§ Short task
From the listing below, extract every line containing "this".

§ Extracted information
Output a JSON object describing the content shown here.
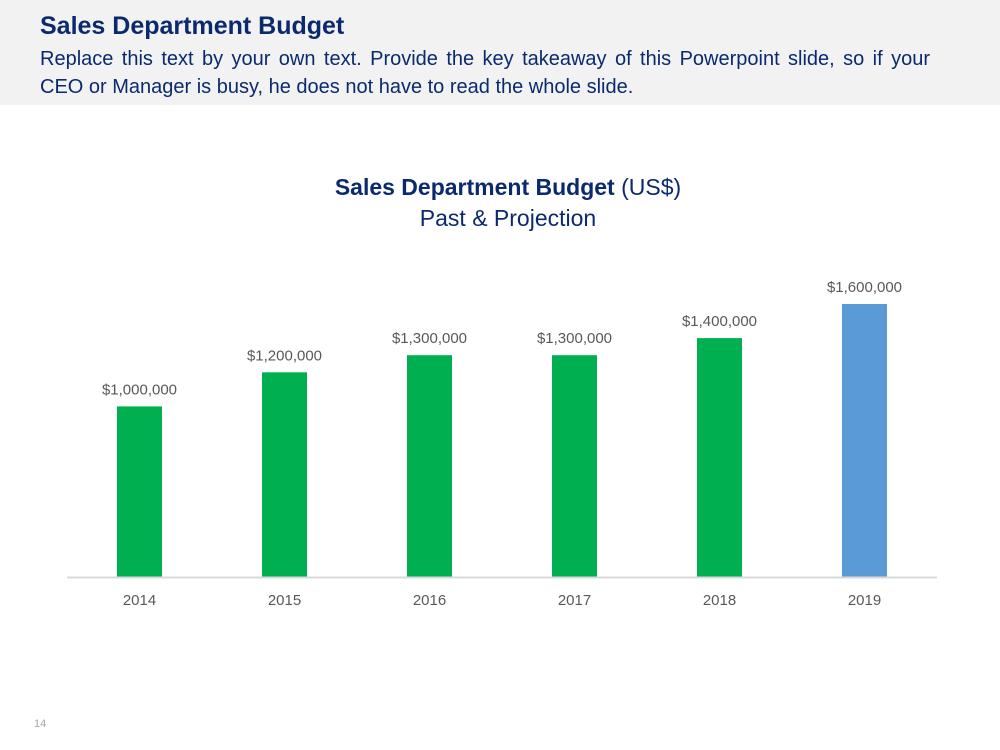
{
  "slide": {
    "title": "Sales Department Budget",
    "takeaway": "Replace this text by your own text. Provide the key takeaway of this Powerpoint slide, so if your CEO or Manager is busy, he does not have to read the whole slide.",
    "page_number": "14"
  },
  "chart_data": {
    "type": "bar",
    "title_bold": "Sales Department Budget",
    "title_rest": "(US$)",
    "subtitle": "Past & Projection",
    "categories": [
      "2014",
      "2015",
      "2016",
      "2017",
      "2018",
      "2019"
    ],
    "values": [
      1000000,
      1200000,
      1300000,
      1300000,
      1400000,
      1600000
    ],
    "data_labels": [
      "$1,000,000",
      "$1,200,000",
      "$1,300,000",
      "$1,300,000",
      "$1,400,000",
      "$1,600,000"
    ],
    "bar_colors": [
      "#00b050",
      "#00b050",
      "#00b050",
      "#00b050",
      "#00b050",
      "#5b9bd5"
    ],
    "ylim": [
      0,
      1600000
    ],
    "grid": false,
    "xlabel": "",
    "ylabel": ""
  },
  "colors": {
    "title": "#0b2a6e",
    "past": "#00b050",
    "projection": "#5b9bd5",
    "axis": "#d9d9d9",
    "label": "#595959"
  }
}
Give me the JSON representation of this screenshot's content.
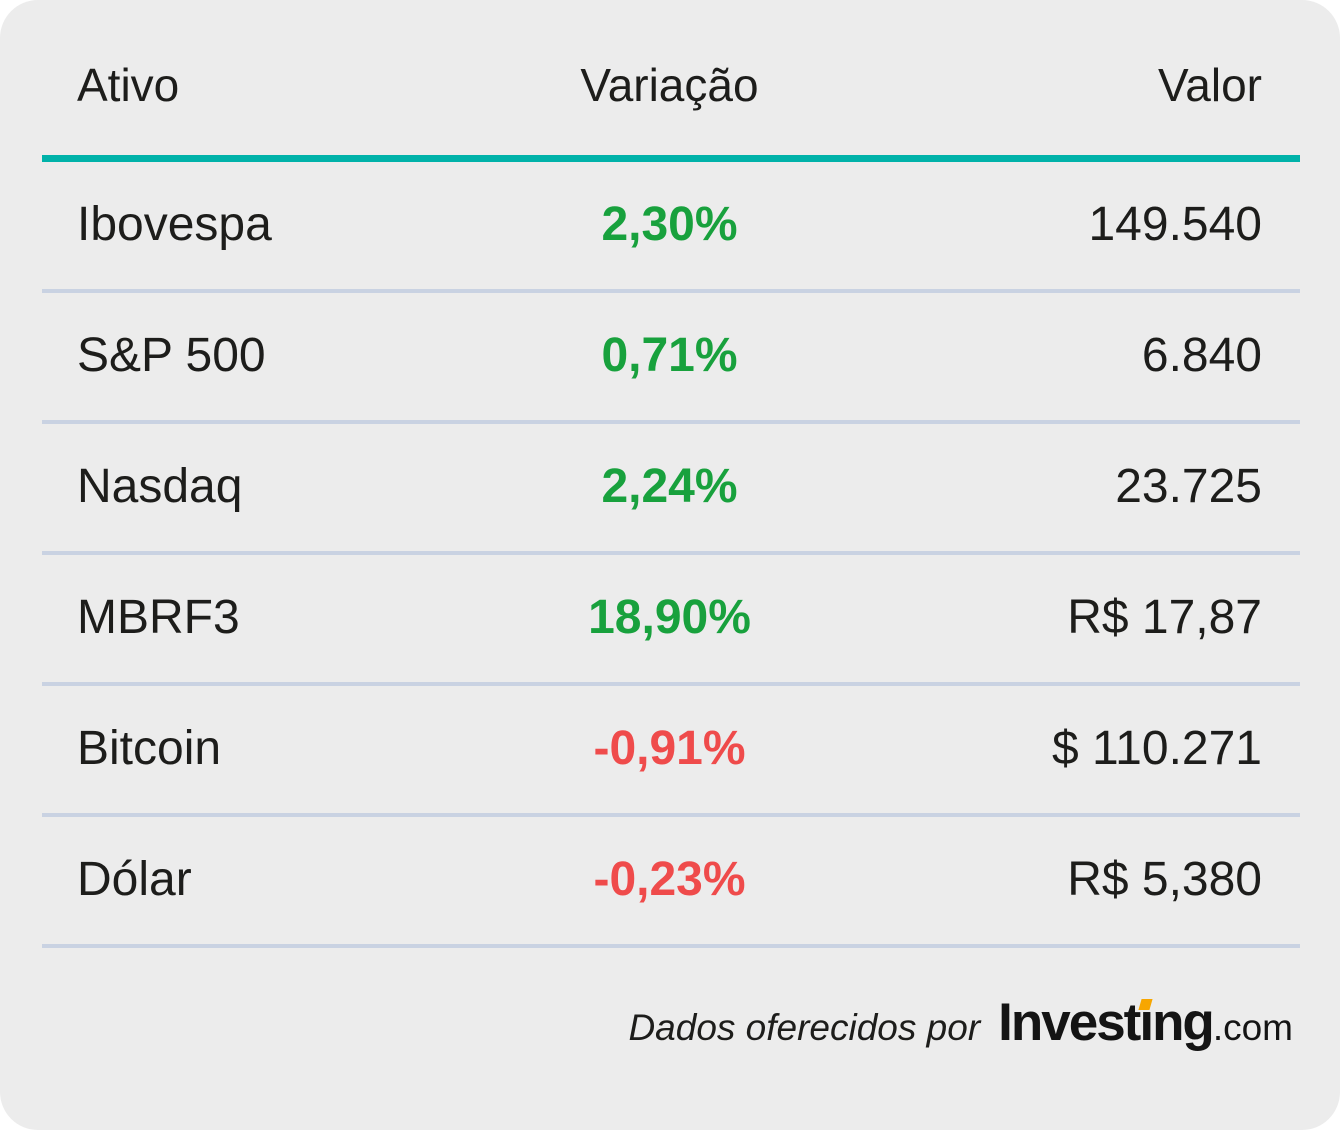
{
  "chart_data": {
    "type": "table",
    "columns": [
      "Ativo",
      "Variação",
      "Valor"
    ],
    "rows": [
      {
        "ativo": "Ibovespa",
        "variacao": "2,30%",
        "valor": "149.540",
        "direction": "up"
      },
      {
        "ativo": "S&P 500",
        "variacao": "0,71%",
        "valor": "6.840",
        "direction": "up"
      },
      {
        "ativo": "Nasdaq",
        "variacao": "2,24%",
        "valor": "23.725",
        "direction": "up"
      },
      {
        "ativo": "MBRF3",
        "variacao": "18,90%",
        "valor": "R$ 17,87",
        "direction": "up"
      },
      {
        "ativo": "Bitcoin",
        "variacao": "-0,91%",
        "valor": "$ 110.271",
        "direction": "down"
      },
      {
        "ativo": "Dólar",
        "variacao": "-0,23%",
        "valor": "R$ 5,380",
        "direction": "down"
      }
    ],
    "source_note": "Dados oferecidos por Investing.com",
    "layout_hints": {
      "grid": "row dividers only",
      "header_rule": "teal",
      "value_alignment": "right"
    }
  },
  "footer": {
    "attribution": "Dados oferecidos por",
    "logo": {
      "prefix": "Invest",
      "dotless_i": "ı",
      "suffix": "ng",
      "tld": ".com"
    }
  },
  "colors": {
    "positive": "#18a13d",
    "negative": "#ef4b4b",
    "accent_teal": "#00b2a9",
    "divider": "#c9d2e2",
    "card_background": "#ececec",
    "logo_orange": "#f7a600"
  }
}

§ Solution
    "takeaway": "Replace this text by your own text. Provide the key takeaway of this Powerpoint slide, so if your CEO or Manager is busy, he does not have to read the whole slide.",
Give me the JSON representation of this screenshot's content.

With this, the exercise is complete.